— Start —

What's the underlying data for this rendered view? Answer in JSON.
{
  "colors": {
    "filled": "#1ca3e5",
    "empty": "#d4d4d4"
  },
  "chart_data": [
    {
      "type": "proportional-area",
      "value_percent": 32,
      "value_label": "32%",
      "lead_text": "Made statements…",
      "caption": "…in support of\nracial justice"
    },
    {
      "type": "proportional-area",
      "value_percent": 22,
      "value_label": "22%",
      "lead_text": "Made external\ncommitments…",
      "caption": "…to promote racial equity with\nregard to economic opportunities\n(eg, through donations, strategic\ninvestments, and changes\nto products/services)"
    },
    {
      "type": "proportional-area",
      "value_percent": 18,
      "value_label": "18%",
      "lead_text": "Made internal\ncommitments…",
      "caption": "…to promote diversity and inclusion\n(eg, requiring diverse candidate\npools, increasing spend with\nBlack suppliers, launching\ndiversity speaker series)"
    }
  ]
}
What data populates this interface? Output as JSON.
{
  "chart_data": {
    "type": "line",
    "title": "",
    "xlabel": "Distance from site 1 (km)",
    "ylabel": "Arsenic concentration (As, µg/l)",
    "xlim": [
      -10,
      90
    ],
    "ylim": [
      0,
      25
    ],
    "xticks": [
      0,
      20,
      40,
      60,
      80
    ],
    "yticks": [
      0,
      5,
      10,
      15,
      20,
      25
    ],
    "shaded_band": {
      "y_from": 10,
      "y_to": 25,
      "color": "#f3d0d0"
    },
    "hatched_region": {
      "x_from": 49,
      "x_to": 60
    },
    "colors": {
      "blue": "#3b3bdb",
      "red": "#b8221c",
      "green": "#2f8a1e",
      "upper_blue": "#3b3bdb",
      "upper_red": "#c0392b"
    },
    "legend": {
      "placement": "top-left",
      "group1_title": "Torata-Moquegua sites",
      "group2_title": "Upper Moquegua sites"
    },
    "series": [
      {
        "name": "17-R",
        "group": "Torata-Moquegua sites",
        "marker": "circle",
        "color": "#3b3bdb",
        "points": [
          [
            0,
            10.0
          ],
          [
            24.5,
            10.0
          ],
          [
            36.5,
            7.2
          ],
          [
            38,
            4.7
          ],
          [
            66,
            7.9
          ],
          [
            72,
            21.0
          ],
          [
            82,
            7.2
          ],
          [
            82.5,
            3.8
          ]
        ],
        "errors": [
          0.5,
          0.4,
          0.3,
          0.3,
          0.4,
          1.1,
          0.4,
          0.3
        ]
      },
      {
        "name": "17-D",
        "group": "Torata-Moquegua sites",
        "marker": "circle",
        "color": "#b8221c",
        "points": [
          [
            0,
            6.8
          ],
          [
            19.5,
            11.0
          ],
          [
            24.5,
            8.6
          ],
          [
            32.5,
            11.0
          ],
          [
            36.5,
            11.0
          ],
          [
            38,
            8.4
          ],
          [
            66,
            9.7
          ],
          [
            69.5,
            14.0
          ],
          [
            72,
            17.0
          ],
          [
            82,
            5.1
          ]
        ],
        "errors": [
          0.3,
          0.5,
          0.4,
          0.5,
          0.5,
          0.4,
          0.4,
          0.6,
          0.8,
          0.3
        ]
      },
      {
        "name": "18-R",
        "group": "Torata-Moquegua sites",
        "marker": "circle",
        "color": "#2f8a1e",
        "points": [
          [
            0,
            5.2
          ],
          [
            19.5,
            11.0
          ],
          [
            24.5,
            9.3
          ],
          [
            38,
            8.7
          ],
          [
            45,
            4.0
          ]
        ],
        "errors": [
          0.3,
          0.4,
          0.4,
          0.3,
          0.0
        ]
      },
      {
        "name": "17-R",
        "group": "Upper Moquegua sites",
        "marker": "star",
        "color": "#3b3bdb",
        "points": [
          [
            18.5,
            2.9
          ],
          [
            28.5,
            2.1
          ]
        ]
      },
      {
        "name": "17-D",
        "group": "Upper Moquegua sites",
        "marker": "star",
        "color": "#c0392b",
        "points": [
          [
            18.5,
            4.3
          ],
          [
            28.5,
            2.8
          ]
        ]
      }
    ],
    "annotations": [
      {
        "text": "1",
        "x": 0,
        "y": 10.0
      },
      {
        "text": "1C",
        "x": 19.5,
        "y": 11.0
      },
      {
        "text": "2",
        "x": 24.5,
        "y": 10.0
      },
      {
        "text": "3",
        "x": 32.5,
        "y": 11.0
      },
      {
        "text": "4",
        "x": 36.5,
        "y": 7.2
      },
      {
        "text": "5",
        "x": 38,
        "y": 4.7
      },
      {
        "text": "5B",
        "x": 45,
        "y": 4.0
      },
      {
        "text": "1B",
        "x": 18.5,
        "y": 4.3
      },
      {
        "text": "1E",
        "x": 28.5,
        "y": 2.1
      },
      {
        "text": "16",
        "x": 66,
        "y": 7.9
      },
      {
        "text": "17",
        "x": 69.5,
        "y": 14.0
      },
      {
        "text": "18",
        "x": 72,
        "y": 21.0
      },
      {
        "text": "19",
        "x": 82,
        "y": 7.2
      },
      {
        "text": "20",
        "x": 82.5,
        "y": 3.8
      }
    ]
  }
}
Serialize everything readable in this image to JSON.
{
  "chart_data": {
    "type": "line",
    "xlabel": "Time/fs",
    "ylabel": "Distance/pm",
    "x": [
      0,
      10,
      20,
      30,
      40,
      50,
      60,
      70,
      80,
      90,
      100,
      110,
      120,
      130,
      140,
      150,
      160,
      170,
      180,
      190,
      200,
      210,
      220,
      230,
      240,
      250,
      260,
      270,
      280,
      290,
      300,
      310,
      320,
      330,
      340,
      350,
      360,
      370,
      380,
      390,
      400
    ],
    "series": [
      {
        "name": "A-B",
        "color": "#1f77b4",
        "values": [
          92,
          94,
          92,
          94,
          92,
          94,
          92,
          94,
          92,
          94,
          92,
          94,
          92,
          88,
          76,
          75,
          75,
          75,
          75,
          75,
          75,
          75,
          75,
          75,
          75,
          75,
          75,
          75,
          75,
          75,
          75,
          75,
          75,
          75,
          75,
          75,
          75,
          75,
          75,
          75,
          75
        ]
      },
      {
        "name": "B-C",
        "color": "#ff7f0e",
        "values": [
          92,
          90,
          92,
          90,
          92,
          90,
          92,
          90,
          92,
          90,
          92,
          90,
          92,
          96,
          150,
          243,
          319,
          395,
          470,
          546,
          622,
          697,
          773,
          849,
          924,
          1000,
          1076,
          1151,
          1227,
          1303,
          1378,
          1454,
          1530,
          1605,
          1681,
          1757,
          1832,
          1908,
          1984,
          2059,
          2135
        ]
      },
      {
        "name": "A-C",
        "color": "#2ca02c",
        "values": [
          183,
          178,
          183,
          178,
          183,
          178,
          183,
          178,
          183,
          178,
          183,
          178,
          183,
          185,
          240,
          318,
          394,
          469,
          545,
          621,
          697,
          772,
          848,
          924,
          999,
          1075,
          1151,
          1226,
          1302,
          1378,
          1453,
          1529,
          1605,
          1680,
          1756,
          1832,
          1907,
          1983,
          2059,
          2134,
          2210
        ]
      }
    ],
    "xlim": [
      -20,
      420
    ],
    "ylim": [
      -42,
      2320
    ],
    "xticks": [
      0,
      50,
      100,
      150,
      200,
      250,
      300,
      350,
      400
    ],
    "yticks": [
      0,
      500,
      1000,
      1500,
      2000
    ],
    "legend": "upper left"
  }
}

— End —

- _What the task requires_
Pick out the lines containing the string "ylabel" and show them.

- _The output_
    "ylabel": "Arsenic concentration (As, µg/l)",
    "ylabel": "Distance/pm",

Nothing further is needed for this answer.